## [WORK REQUIRED]
Your task is to copy every line of the records below that contains "JSON".
** start INPUT ROWS **
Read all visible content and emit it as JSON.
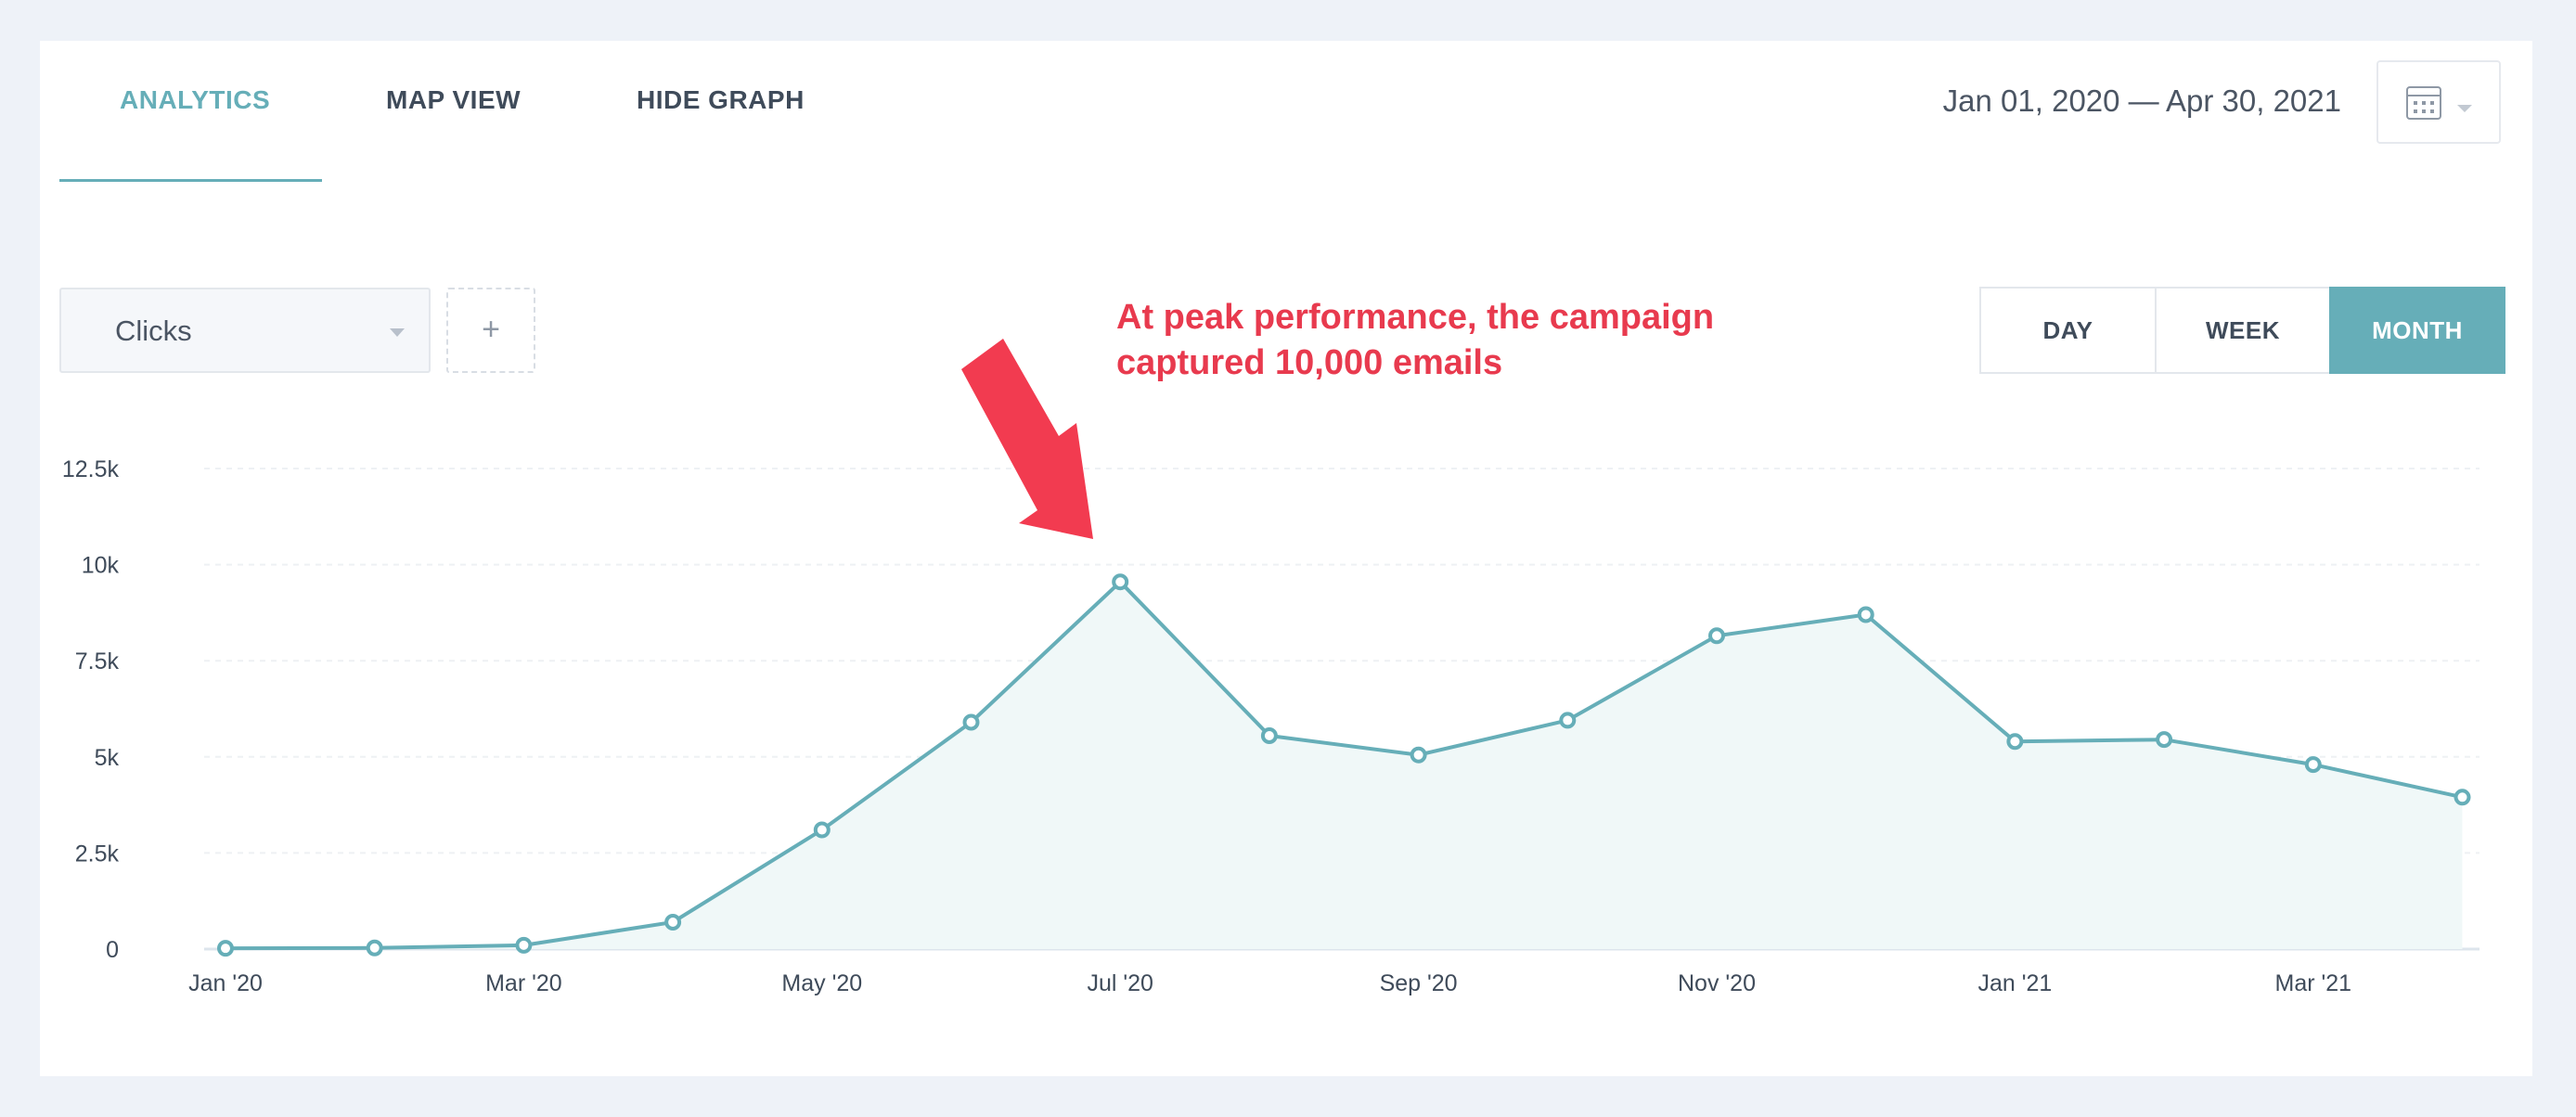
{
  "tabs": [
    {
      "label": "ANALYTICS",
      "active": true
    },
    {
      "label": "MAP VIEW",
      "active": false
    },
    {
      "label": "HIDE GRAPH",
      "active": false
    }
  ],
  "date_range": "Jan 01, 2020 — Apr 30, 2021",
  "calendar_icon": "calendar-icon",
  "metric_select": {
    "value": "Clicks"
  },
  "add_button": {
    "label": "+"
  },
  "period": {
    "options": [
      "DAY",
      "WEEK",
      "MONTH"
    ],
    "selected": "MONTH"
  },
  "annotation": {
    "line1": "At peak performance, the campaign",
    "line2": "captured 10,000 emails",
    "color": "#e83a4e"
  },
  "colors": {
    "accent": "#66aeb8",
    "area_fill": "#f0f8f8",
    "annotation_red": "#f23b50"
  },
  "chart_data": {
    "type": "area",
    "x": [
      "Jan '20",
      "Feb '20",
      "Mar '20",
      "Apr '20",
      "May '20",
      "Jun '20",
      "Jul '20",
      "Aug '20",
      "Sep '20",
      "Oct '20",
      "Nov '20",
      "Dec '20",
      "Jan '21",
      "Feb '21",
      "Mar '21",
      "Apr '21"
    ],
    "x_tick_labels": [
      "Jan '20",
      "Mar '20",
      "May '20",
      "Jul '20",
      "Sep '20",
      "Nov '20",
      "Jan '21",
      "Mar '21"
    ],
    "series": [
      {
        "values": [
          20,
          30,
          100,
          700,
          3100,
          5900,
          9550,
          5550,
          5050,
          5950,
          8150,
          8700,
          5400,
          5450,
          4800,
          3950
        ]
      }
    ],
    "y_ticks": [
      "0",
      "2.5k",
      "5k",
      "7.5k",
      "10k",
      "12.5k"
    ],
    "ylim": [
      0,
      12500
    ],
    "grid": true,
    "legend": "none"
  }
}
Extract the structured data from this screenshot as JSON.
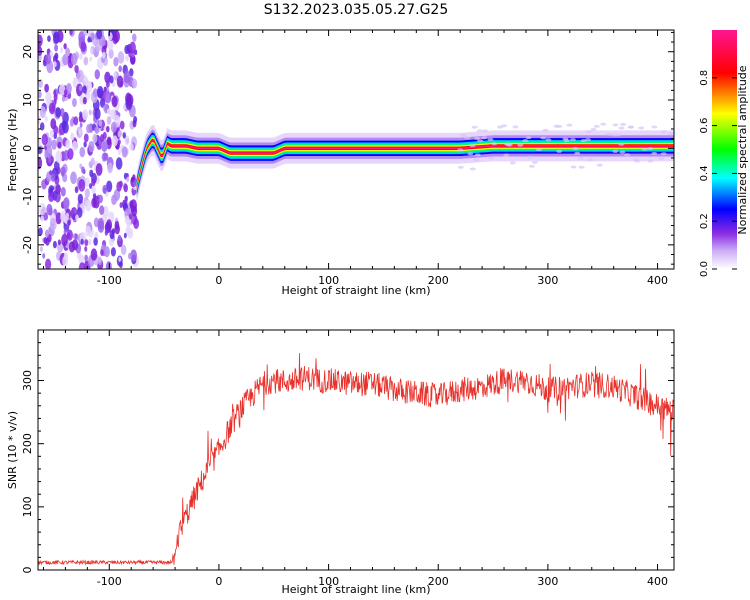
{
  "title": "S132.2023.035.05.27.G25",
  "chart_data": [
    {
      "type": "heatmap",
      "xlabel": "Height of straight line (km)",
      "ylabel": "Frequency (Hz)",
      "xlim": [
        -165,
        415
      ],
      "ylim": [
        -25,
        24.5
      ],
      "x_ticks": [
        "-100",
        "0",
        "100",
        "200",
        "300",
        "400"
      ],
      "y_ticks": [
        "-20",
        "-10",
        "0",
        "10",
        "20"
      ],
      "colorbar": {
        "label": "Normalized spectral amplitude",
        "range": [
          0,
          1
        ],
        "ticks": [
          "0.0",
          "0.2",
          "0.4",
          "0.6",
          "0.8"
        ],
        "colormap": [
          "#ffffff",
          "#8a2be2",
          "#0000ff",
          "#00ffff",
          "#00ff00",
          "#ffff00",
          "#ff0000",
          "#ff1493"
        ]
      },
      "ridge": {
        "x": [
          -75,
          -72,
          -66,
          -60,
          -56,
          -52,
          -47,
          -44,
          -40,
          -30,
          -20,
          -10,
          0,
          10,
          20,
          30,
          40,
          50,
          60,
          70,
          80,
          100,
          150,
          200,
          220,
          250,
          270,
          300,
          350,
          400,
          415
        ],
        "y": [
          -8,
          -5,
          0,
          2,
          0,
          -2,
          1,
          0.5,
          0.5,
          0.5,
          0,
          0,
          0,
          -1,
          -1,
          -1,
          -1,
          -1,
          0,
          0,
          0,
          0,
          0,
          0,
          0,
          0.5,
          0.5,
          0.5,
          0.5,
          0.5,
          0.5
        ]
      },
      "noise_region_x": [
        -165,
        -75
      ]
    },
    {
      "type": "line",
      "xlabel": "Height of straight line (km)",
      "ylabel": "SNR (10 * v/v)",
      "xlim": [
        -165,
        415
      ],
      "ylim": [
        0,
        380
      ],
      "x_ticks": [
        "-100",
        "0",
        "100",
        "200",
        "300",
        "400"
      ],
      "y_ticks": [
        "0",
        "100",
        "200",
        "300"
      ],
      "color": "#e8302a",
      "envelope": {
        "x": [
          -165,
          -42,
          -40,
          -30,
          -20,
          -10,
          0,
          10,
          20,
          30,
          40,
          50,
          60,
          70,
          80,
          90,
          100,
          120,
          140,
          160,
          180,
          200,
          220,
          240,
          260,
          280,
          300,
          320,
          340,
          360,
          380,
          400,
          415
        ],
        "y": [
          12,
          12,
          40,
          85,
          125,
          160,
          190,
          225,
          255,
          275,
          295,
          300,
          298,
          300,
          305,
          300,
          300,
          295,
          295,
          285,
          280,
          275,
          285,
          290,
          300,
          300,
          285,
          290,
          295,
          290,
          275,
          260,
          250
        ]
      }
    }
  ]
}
** end INPUT ROWS **
## [THE RESULT]
Read all visible content and emit it as JSON.
Extract the structured data from this screenshot as JSON.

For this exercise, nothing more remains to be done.